Please recast the entries below as a Markdown table with columns Number and Text. Start with the line that contains "50, 105, 90]", continue through the last entry, and give each line its own row, skipping blank lines.

** START Dataset records **

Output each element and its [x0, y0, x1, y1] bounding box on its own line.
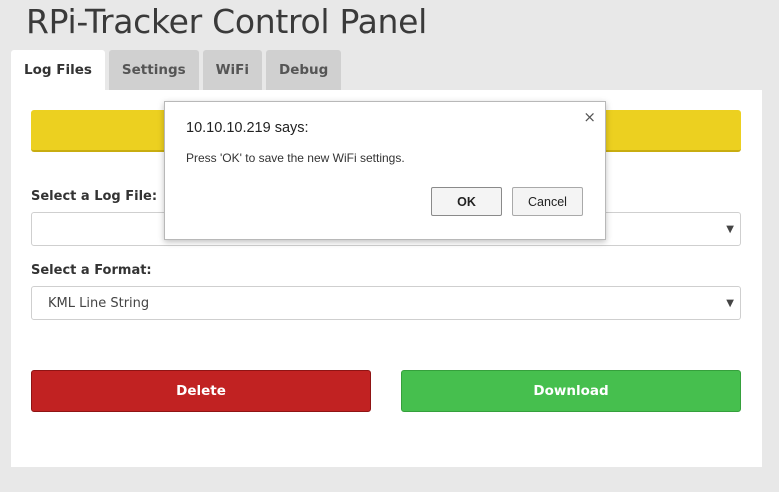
tab-log-files[interactable]: Log Files	[11, 50, 105, 90]
tab-bar: Log Files Settings WiFi Debug	[11, 50, 345, 90]
chevron-down-icon: ▼	[726, 298, 734, 309]
ok-button[interactable]: OK	[431, 187, 502, 216]
select-format-label: Select a Format:	[31, 263, 152, 278]
page-title: RPi-Tracker Control Panel	[26, 2, 427, 41]
dialog-title: 10.10.10.219 says:	[186, 120, 309, 136]
close-icon[interactable]: ×	[583, 108, 596, 126]
cancel-button[interactable]: Cancel	[512, 187, 583, 216]
format-select[interactable]: KML Line String ▼	[31, 286, 741, 320]
download-button[interactable]: Download	[401, 370, 741, 412]
tab-debug[interactable]: Debug	[266, 50, 342, 90]
page: RPi-Tracker Control Panel Log Files Sett…	[0, 0, 779, 492]
delete-button[interactable]: Delete	[31, 370, 371, 412]
tab-wifi[interactable]: WiFi	[202, 50, 263, 90]
tab-settings[interactable]: Settings	[108, 50, 199, 90]
select-log-file-label: Select a Log File:	[31, 189, 158, 204]
chevron-down-icon: ▼	[726, 224, 734, 235]
dialog-message: Press 'OK' to save the new WiFi settings…	[186, 151, 405, 165]
format-select-value: KML Line String	[48, 295, 150, 311]
confirm-dialog: 10.10.10.219 says: × Press 'OK' to save …	[164, 101, 606, 240]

** END Dataset records **

_Task answer_
| Number | Text |
|---|---|
| 1 | tab-log-files[interactable]: Log Files	[11, 50, 105, 90] |
| 2 | tab-bar: Log Files Settings WiFi Debug	[11, 50, 345, 90] |
| 3 | chevron-down-icon: ▼	[726, 298, 734, 309] |
| 4 | ok-button[interactable]: OK	[431, 187, 502, 216] |
| 5 | select-format-label: Select a Format:	[31, 263, 152, 278] |
| 6 | page-title: RPi-Tracker Control Panel	[26, 2, 427, 41] |
| 7 | dialog-title: 10.10.10.219 says:	[186, 120, 309, 136] |
| 8 | close-icon[interactable]: ×	[583, 108, 596, 126] |
| 9 | cancel-button[interactable]: Cancel	[512, 187, 583, 216] |
| 10 | format-select[interactable]: KML Line String ▼	[31, 286, 741, 320] |
| 11 | download-button[interactable]: Download	[401, 370, 741, 412] |
| 12 | tab-debug[interactable]: Debug	[266, 50, 342, 90] |
| 13 | page: RPi-Tracker Control Panel Log Files Sett…	[0, 0, 779, 492] |
| 14 | delete-button[interactable]: Delete	[31, 370, 371, 412] |
| 15 | tab-wifi[interactable]: WiFi	[202, 50, 263, 90] |
| 16 | tab-settings[interactable]: Settings	[108, 50, 199, 90] |
| 17 | select-log-file-label: Select a Log File:	[31, 189, 158, 204] |
| 18 | chevron-down-icon: ▼	[726, 224, 734, 235] |
| 19 | dialog-message: Press 'OK' to save the new WiFi settings…	[186, 151, 405, 165] |
| 20 | format-select-value: KML Line String	[48, 295, 150, 311] |
| 21 | confirm-dialog: 10.10.10.219 says: × Press 'OK' to save …	[164, 101, 606, 240] |